• Records about charts and figures
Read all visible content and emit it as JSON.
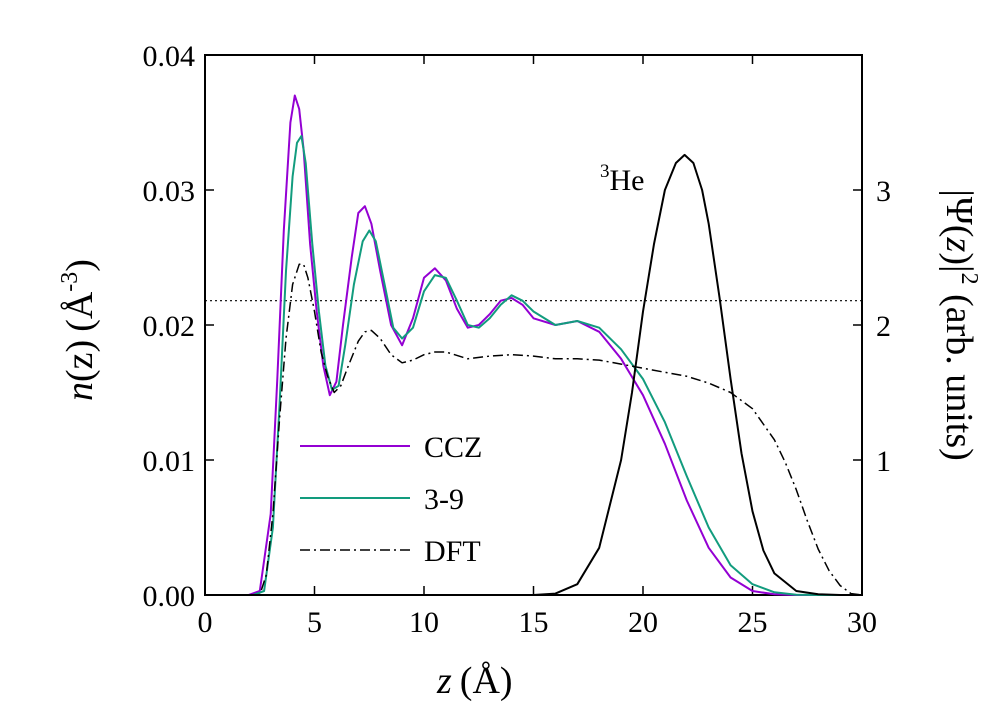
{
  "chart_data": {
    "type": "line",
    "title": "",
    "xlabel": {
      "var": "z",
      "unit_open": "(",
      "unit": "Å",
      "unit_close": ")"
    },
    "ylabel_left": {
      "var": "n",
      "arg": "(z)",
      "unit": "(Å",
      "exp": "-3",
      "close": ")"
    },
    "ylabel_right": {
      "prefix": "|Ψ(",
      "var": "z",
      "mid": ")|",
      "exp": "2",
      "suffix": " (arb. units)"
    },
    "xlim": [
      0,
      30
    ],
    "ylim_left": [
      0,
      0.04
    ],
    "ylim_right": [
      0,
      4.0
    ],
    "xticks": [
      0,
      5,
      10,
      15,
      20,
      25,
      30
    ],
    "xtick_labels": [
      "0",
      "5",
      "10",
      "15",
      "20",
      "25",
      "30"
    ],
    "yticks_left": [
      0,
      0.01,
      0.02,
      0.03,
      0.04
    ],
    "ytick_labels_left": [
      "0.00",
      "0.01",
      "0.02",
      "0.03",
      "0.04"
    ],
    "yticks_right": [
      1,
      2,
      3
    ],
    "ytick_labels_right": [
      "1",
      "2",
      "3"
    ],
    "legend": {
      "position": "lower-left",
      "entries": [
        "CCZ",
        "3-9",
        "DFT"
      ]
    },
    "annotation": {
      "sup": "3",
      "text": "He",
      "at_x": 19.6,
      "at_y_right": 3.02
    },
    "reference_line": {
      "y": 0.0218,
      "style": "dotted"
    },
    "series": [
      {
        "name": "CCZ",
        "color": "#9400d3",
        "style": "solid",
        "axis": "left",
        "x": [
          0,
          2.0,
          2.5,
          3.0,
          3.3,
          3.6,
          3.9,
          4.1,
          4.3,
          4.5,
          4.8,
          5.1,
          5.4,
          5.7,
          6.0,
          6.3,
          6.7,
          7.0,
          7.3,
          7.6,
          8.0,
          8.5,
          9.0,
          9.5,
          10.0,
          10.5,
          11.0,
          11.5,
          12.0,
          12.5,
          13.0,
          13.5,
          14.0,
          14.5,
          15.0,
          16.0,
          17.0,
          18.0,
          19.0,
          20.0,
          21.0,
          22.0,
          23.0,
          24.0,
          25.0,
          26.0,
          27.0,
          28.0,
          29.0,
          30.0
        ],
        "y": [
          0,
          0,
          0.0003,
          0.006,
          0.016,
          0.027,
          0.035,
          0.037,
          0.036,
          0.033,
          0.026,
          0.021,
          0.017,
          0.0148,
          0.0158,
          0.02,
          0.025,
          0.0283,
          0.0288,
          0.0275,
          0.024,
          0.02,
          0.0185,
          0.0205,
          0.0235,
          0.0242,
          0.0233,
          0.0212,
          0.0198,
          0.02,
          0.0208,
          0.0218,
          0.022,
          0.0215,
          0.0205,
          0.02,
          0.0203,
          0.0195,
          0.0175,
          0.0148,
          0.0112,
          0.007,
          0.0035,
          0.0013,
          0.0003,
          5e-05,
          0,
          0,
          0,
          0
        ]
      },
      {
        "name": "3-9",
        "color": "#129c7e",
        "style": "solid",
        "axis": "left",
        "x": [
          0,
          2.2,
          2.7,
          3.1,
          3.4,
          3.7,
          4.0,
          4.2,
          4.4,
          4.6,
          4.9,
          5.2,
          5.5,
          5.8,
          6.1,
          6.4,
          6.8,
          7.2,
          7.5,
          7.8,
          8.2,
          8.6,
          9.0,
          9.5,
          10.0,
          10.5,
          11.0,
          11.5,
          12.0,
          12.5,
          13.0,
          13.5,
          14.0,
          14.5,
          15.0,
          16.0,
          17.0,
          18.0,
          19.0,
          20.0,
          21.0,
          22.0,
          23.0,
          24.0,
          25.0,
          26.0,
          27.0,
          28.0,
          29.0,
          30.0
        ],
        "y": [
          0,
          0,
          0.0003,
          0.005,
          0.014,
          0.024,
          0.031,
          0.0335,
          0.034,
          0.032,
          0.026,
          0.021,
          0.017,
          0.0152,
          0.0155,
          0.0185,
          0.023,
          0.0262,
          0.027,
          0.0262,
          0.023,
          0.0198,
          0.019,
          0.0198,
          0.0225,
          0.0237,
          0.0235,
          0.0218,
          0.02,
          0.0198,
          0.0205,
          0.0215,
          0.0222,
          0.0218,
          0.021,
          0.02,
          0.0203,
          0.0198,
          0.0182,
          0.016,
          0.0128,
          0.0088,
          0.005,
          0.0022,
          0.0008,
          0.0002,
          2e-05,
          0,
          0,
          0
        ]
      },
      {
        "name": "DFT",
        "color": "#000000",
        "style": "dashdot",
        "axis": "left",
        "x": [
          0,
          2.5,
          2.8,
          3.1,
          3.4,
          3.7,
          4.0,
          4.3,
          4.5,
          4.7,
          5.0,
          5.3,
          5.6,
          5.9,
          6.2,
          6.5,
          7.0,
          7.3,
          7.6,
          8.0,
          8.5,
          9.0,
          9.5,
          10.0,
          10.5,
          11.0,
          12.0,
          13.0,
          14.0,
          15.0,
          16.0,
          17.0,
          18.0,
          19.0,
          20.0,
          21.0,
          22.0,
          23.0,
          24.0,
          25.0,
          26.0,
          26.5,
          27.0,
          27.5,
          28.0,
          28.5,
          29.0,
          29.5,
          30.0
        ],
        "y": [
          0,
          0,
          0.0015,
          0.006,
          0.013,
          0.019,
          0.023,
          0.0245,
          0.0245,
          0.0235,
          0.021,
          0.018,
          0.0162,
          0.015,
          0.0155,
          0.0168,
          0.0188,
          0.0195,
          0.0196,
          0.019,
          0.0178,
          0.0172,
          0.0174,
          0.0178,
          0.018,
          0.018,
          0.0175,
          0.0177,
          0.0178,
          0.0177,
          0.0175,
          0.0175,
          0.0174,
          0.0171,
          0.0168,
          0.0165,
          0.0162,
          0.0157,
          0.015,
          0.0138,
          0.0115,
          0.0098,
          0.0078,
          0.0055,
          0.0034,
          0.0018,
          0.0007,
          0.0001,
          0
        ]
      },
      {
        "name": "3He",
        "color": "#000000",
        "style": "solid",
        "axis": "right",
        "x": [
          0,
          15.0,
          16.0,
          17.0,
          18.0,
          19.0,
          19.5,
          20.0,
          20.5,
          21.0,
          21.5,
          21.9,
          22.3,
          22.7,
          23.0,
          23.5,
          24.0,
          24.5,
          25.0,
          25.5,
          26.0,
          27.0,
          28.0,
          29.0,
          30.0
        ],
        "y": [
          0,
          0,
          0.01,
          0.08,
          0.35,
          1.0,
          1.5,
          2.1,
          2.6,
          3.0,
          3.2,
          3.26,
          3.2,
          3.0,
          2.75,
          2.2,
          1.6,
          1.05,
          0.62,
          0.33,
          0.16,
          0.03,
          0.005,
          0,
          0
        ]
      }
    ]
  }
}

• Exercise prompt
Reply with nothing but the number of lines in the data above that contain "color".

• Finished exercise
4